━━━ Task inputs ━━━
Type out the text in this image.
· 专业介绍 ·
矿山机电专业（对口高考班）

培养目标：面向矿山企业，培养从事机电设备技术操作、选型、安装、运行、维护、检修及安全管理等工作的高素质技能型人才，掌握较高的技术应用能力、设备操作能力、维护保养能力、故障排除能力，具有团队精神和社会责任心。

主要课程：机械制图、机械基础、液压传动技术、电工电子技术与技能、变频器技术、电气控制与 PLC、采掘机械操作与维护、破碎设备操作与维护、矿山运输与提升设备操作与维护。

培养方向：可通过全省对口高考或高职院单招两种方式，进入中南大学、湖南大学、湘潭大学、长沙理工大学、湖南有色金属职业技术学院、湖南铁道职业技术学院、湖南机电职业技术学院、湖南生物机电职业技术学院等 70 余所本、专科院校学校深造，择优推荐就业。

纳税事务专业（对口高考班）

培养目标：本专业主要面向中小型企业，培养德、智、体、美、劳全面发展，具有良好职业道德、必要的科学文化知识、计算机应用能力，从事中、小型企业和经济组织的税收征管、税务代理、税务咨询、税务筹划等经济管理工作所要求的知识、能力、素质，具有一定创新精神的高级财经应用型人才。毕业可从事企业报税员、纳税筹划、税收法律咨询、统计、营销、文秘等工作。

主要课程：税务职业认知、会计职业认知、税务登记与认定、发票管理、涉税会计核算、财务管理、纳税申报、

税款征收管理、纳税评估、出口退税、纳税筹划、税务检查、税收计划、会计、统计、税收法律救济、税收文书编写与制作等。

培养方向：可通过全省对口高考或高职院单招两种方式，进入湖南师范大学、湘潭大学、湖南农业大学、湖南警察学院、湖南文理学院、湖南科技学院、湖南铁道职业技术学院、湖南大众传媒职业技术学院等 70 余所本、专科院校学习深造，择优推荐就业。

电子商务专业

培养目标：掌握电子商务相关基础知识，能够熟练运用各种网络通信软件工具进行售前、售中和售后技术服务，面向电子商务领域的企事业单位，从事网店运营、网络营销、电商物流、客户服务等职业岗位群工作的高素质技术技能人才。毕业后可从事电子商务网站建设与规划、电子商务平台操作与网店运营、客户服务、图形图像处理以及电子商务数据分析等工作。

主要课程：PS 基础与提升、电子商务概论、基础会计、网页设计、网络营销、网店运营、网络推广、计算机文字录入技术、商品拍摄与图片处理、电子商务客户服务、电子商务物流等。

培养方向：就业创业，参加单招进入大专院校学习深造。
━━━
| Problem statement |
Scan the lines above for "湘潭大学", then copy every one that has it.

| Solution to this task |
培养方向：可通过全省对口高考或高职院单招两种方式，进入中南大学、湖南大学、湘潭大学、长沙理工大学、湖南有色金属职业技术学院、湖南铁道职业技术学院、湖南机电职业技术学院、湖南生物机电职业技术学院等 70 余所本、专科院校学校深造，择优推荐就业。
培养方向：可通过全省对口高考或高职院单招两种方式，进入湖南师范大学、湘潭大学、湖南农业大学、湖南警察学院、湖南文理学院、湖南科技学院、湖南铁道职业技术学院、湖南大众传媒职业技术学院等 70 余所本、专科院校学习深造，择优推荐就业。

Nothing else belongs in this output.